**Work required**
Separate out the lines that hold "xuất".

**Material to process**

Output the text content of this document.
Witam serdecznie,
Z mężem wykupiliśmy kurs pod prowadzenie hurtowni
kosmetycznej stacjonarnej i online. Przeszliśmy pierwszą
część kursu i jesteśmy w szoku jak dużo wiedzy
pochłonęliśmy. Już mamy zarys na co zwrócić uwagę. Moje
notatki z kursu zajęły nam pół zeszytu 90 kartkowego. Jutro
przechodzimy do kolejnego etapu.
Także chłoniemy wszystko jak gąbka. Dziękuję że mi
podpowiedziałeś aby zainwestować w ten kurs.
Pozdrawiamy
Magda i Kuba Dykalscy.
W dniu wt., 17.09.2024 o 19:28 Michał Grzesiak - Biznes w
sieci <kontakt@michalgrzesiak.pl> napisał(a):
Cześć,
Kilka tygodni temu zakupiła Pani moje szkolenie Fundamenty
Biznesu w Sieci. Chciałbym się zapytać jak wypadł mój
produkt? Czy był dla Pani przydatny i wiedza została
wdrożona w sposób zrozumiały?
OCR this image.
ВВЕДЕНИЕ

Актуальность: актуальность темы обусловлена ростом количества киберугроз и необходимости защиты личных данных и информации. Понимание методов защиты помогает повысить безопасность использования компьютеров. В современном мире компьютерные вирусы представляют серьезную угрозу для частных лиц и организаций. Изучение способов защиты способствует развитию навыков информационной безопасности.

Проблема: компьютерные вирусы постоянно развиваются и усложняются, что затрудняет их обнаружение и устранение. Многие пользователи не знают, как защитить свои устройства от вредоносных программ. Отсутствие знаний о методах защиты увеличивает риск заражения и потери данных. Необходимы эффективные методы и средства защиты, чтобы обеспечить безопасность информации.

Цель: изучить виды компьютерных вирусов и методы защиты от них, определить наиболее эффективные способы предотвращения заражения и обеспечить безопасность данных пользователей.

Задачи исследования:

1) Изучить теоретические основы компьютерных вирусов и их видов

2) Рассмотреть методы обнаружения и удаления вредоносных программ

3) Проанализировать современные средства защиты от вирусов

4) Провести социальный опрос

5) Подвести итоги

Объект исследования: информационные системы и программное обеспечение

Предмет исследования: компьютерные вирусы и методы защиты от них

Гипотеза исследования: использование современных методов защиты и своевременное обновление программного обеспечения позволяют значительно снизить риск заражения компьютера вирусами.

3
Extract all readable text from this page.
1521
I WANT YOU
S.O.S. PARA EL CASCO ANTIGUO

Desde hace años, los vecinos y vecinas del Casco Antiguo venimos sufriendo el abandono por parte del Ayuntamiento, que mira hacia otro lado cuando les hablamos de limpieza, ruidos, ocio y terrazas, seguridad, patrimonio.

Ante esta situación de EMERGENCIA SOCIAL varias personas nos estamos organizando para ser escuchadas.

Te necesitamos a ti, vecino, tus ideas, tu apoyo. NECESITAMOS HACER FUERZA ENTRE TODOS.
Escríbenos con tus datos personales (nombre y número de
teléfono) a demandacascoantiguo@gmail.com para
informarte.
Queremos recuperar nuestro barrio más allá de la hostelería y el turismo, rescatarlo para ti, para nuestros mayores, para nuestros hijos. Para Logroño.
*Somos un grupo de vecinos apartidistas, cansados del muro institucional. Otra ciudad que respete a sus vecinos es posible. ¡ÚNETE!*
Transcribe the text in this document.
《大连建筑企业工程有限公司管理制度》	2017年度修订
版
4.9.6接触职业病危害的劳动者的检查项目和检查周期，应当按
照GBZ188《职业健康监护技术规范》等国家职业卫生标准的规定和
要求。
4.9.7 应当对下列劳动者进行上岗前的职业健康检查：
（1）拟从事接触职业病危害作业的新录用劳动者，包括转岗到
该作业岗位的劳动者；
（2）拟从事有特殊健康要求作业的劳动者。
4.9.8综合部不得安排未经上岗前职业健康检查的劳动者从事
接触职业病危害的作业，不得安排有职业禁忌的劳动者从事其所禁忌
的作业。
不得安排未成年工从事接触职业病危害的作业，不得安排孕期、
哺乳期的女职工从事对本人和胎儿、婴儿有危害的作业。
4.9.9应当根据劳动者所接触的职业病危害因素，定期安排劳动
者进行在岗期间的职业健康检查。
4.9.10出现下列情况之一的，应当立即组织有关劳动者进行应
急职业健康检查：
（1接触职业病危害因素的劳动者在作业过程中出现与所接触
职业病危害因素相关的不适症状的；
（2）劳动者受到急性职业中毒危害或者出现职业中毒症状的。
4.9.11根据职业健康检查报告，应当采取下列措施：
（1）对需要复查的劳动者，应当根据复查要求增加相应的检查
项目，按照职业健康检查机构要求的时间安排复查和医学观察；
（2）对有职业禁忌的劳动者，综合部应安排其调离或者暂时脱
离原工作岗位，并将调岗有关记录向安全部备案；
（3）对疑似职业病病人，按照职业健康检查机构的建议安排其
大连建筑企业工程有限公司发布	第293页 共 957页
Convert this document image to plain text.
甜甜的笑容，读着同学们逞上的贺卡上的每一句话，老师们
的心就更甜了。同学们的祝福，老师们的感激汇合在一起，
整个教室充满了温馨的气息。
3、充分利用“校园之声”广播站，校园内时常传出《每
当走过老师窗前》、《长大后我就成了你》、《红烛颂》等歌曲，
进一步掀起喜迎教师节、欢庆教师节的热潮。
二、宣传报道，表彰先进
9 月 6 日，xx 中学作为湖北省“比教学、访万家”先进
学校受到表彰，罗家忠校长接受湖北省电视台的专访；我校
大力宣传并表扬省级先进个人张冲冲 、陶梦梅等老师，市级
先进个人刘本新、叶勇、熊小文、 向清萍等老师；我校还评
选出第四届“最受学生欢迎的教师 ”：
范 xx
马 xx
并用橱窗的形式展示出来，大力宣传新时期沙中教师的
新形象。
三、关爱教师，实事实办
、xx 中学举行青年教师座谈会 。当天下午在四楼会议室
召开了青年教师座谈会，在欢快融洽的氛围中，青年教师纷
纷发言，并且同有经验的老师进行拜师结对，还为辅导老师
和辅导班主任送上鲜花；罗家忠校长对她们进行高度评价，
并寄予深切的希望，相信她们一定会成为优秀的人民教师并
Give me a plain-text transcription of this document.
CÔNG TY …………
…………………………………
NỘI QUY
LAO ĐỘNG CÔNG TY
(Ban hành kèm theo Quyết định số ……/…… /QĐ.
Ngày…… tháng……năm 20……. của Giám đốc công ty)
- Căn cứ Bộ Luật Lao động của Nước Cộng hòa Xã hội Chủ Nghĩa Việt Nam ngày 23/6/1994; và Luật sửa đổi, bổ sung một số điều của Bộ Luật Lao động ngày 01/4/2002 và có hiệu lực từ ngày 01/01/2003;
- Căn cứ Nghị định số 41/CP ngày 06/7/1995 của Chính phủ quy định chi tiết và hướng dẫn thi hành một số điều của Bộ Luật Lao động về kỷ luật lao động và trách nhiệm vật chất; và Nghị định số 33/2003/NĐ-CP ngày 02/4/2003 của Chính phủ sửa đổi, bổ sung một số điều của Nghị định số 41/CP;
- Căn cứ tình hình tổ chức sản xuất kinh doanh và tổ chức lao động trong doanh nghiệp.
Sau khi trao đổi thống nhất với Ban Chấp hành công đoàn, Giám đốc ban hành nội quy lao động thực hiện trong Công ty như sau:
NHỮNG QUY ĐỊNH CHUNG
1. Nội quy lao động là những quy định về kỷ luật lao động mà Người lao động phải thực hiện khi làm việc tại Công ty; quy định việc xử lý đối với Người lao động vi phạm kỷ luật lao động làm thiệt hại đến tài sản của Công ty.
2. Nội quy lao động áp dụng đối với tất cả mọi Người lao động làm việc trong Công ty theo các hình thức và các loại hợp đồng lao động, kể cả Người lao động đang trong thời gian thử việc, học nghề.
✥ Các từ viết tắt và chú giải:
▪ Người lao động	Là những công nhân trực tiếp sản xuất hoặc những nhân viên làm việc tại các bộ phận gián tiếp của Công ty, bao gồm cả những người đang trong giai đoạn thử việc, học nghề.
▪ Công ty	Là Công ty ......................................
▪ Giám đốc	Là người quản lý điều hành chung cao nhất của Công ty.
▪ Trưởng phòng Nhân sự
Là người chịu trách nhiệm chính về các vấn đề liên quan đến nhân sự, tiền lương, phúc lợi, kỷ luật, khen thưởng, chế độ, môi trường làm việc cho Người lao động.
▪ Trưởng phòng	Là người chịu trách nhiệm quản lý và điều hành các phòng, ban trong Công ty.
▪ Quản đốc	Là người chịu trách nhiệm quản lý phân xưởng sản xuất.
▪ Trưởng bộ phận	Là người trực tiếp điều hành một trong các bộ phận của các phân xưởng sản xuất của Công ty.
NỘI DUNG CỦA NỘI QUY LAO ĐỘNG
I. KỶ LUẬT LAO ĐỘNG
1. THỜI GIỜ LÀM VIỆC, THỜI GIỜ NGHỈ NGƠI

**Task result**
- Căn cứ tình hình tổ chức sản xuất kinh doanh và tổ chức lao động trong doanh nghiệp.
▪ Người lao động	Là những công nhân trực tiếp sản xuất hoặc những nhân viên làm việc tại các bộ phận gián tiếp của Công ty, bao gồm cả những người đang trong giai đoạn thử việc, học nghề.
▪ Quản đốc	Là người chịu trách nhiệm quản lý phân xưởng sản xuất.
▪ Trưởng bộ phận	Là người trực tiếp điều hành một trong các bộ phận của các phân xưởng sản xuất của Công ty.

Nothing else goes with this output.